Records contained in a dataset:

══════════════════════════════

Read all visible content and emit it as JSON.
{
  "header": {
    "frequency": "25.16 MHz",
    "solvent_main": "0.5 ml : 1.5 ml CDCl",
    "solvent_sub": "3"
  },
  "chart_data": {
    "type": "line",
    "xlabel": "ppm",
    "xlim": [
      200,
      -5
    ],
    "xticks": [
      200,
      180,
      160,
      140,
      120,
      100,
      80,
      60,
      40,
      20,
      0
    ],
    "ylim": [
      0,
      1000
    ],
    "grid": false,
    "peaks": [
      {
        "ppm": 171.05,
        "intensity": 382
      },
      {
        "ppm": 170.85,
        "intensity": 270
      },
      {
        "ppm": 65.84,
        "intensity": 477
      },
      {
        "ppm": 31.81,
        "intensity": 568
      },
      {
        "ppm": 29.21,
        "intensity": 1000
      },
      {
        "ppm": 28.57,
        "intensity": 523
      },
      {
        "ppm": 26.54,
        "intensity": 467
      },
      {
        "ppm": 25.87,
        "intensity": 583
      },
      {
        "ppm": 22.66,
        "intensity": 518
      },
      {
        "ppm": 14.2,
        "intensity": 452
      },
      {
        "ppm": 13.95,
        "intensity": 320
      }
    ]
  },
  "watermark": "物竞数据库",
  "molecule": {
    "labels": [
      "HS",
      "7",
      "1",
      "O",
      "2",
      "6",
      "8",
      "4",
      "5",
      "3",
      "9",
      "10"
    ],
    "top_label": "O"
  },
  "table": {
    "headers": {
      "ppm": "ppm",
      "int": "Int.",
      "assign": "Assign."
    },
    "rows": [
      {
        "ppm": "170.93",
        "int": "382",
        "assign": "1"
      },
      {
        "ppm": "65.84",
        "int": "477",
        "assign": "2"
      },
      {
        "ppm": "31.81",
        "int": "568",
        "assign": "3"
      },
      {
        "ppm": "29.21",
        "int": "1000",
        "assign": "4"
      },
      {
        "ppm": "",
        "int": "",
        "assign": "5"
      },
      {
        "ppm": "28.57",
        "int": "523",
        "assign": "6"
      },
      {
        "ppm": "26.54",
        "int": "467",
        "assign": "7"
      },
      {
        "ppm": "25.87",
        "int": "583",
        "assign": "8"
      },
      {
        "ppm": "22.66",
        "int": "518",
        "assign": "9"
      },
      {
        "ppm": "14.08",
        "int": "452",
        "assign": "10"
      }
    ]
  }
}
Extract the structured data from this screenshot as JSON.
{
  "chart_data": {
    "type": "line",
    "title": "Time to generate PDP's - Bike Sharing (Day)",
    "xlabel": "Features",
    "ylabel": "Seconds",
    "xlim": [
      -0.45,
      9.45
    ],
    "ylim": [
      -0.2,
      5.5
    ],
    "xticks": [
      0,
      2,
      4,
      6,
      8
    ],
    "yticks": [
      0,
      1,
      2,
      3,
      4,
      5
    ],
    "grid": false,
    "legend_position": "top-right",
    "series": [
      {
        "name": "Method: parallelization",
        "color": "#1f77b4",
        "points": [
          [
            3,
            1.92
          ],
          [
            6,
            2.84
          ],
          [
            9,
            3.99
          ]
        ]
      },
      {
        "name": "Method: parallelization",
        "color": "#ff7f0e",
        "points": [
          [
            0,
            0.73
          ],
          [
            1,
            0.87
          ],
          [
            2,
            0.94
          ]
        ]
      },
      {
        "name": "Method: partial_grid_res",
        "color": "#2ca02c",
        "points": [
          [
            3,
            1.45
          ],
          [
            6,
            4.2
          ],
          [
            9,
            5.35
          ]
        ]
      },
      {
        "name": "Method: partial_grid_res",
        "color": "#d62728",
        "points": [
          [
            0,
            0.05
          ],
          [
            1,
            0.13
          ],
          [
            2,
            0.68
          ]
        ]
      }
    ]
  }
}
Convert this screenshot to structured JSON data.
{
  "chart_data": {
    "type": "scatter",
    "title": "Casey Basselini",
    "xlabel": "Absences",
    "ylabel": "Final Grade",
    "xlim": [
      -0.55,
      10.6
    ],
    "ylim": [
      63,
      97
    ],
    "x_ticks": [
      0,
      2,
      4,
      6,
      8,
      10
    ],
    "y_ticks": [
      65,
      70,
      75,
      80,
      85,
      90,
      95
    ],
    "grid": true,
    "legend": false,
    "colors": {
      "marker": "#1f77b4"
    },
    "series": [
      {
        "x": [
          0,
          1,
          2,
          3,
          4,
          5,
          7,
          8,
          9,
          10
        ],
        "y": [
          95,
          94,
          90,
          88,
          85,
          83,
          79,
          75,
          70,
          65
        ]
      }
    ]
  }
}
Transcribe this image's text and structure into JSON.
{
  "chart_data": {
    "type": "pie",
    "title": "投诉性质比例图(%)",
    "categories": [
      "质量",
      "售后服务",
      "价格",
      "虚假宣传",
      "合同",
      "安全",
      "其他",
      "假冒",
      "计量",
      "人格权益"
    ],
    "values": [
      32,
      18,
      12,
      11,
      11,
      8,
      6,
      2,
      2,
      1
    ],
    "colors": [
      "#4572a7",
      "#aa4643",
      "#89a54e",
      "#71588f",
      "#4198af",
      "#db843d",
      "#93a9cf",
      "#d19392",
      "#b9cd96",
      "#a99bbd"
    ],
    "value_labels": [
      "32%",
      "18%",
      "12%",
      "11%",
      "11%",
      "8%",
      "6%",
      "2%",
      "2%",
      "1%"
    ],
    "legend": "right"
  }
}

══════════════════════════════

▶ Task brief:
Copy out each record exactly as given, omitting none.

▶ Task response:
Read all visible content and emit it as JSON.
{
  "header": {
    "frequency": "25.16 MHz",
    "solvent_main": "0.5 ml : 1.5 ml CDCl",
    "solvent_sub": "3"
  },
  "chart_data": {
    "type": "line",
    "xlabel": "ppm",
    "xlim": [
      200,
      -5
    ],
    "xticks": [
      200,
      180,
      160,
      140,
      120,
      100,
      80,
      60,
      40,
      20,
      0
    ],
    "ylim": [
      0,
      1000
    ],
    "grid": false,
    "peaks": [
      {
        "ppm": 171.05,
        "intensity": 382
      },
      {
        "ppm": 170.85,
        "intensity": 270
      },
      {
        "ppm": 65.84,
        "intensity": 477
      },
      {
        "ppm": 31.81,
        "intensity": 568
      },
      {
        "ppm": 29.21,
        "intensity": 1000
      },
      {
        "ppm": 28.57,
        "intensity": 523
      },
      {
        "ppm": 26.54,
        "intensity": 467
      },
      {
        "ppm": 25.87,
        "intensity": 583
      },
      {
        "ppm": 22.66,
        "intensity": 518
      },
      {
        "ppm": 14.2,
        "intensity": 452
      },
      {
        "ppm": 13.95,
        "intensity": 320
      }
    ]
  },
  "watermark": "物竞数据库",
  "molecule": {
    "labels": [
      "HS",
      "7",
      "1",
      "O",
      "2",
      "6",
      "8",
      "4",
      "5",
      "3",
      "9",
      "10"
    ],
    "top_label": "O"
  },
  "table": {
    "headers": {
      "ppm": "ppm",
      "int": "Int.",
      "assign": "Assign."
    },
    "rows": [
      {
        "ppm": "170.93",
        "int": "382",
        "assign": "1"
      },
      {
        "ppm": "65.84",
        "int": "477",
        "assign": "2"
      },
      {
        "ppm": "31.81",
        "int": "568",
        "assign": "3"
      },
      {
        "ppm": "29.21",
        "int": "1000",
        "assign": "4"
      },
      {
        "ppm": "",
        "int": "",
        "assign": "5"
      },
      {
        "ppm": "28.57",
        "int": "523",
        "assign": "6"
      },
      {
        "ppm": "26.54",
        "int": "467",
        "assign": "7"
      },
      {
        "ppm": "25.87",
        "int": "583",
        "assign": "8"
      },
      {
        "ppm": "22.66",
        "int": "518",
        "assign": "9"
      },
      {
        "ppm": "14.08",
        "int": "452",
        "assign": "10"
      }
    ]
  }
}
Extract the structured data from this screenshot as JSON.
{
  "chart_data": {
    "type": "line",
    "title": "Time to generate PDP's - Bike Sharing (Day)",
    "xlabel": "Features",
    "ylabel": "Seconds",
    "xlim": [
      -0.45,
      9.45
    ],
    "ylim": [
      -0.2,
      5.5
    ],
    "xticks": [
      0,
      2,
      4,
      6,
      8
    ],
    "yticks": [
      0,
      1,
      2,
      3,
      4,
      5
    ],
    "grid": false,
    "legend_position": "top-right",
    "series": [
      {
        "name": "Method: parallelization",
        "color": "#1f77b4",
        "points": [
          [
            3,
            1.92
          ],
          [
            6,
            2.84
          ],
          [
            9,
            3.99
          ]
        ]
      },
      {
        "name": "Method: parallelization",
        "color": "#ff7f0e",
        "points": [
          [
            0,
            0.73
          ],
          [
            1,
            0.87
          ],
          [
            2,
            0.94
          ]
        ]
      },
      {
        "name": "Method: partial_grid_res",
        "color": "#2ca02c",
        "points": [
          [
            3,
            1.45
          ],
          [
            6,
            4.2
          ],
          [
            9,
            5.35
          ]
        ]
      },
      {
        "name": "Method: partial_grid_res",
        "color": "#d62728",
        "points": [
          [
            0,
            0.05
          ],
          [
            1,
            0.13
          ],
          [
            2,
            0.68
          ]
        ]
      }
    ]
  }
}
Convert this screenshot to structured JSON data.
{
  "chart_data": {
    "type": "scatter",
    "title": "Casey Basselini",
    "xlabel": "Absences",
    "ylabel": "Final Grade",
    "xlim": [
      -0.55,
      10.6
    ],
    "ylim": [
      63,
      97
    ],
    "x_ticks": [
      0,
      2,
      4,
      6,
      8,
      10
    ],
    "y_ticks": [
      65,
      70,
      75,
      80,
      85,
      90,
      95
    ],
    "grid": true,
    "legend": false,
    "colors": {
      "marker": "#1f77b4"
    },
    "series": [
      {
        "x": [
          0,
          1,
          2,
          3,
          4,
          5,
          7,
          8,
          9,
          10
        ],
        "y": [
          95,
          94,
          90,
          88,
          85,
          83,
          79,
          75,
          70,
          65
        ]
      }
    ]
  }
}
Transcribe this image's text and structure into JSON.
{
  "chart_data": {
    "type": "pie",
    "title": "投诉性质比例图(%)",
    "categories": [
      "质量",
      "售后服务",
      "价格",
      "虚假宣传",
      "合同",
      "安全",
      "其他",
      "假冒",
      "计量",
      "人格权益"
    ],
    "values": [
      32,
      18,
      12,
      11,
      11,
      8,
      6,
      2,
      2,
      1
    ],
    "colors": [
      "#4572a7",
      "#aa4643",
      "#89a54e",
      "#71588f",
      "#4198af",
      "#db843d",
      "#93a9cf",
      "#d19392",
      "#b9cd96",
      "#a99bbd"
    ],
    "value_labels": [
      "32%",
      "18%",
      "12%",
      "11%",
      "11%",
      "8%",
      "6%",
      "2%",
      "2%",
      "1%"
    ],
    "legend": "right"
  }
}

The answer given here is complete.